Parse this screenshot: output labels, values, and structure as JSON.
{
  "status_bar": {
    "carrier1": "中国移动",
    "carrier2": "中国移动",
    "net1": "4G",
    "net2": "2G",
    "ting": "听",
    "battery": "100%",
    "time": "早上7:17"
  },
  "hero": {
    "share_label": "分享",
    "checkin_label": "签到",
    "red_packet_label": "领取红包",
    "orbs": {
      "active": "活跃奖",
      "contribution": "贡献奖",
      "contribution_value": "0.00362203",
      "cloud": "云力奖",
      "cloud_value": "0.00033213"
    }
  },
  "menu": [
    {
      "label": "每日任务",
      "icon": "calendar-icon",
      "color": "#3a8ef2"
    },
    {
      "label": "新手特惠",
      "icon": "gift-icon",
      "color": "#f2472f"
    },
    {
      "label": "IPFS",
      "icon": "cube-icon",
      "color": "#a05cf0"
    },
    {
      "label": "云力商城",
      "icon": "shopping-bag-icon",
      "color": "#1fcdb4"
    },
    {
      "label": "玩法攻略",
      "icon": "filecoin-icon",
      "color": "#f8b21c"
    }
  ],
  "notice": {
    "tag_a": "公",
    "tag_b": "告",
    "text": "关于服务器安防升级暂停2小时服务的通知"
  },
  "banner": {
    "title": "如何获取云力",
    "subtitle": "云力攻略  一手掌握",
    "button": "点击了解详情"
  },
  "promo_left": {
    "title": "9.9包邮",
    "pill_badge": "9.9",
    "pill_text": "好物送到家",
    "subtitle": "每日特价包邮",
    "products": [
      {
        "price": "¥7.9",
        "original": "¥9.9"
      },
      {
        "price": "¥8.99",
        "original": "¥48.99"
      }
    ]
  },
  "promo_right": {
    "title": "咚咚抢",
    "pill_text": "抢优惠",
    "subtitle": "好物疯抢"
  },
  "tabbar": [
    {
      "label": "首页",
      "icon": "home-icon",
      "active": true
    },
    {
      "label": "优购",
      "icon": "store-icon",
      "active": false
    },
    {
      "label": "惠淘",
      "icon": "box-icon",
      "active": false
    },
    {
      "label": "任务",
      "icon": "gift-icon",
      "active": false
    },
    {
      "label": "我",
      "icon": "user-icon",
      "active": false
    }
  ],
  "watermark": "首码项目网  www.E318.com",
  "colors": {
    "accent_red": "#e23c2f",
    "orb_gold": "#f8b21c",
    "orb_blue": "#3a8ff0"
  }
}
* * * * * * * * *
EXERCISE TASK:
Reproduce the full listing exactly.

COMPLETED EXERCISE:
Parse this screenshot: output labels, values, and structure as JSON.
{
  "status_bar": {
    "carrier1": "中国移动",
    "carrier2": "中国移动",
    "net1": "4G",
    "net2": "2G",
    "ting": "听",
    "battery": "100%",
    "time": "早上7:17"
  },
  "hero": {
    "share_label": "分享",
    "checkin_label": "签到",
    "red_packet_label": "领取红包",
    "orbs": {
      "active": "活跃奖",
      "contribution": "贡献奖",
      "contribution_value": "0.00362203",
      "cloud": "云力奖",
      "cloud_value": "0.00033213"
    }
  },
  "menu": [
    {
      "label": "每日任务",
      "icon": "calendar-icon",
      "color": "#3a8ef2"
    },
    {
      "label": "新手特惠",
      "icon": "gift-icon",
      "color": "#f2472f"
    },
    {
      "label": "IPFS",
      "icon": "cube-icon",
      "color": "#a05cf0"
    },
    {
      "label": "云力商城",
      "icon": "shopping-bag-icon",
      "color": "#1fcdb4"
    },
    {
      "label": "玩法攻略",
      "icon": "filecoin-icon",
      "color": "#f8b21c"
    }
  ],
  "notice": {
    "tag_a": "公",
    "tag_b": "告",
    "text": "关于服务器安防升级暂停2小时服务的通知"
  },
  "banner": {
    "title": "如何获取云力",
    "subtitle": "云力攻略  一手掌握",
    "button": "点击了解详情"
  },
  "promo_left": {
    "title": "9.9包邮",
    "pill_badge": "9.9",
    "pill_text": "好物送到家",
    "subtitle": "每日特价包邮",
    "products": [
      {
        "price": "¥7.9",
        "original": "¥9.9"
      },
      {
        "price": "¥8.99",
        "original": "¥48.99"
      }
    ]
  },
  "promo_right": {
    "title": "咚咚抢",
    "pill_text": "抢优惠",
    "subtitle": "好物疯抢"
  },
  "tabbar": [
    {
      "label": "首页",
      "icon": "home-icon",
      "active": true
    },
    {
      "label": "优购",
      "icon": "store-icon",
      "active": false
    },
    {
      "label": "惠淘",
      "icon": "box-icon",
      "active": false
    },
    {
      "label": "任务",
      "icon": "gift-icon",
      "active": false
    },
    {
      "label": "我",
      "icon": "user-icon",
      "active": false
    }
  ],
  "watermark": "首码项目网  www.E318.com",
  "colors": {
    "accent_red": "#e23c2f",
    "orb_gold": "#f8b21c",
    "orb_blue": "#3a8ff0"
  }
}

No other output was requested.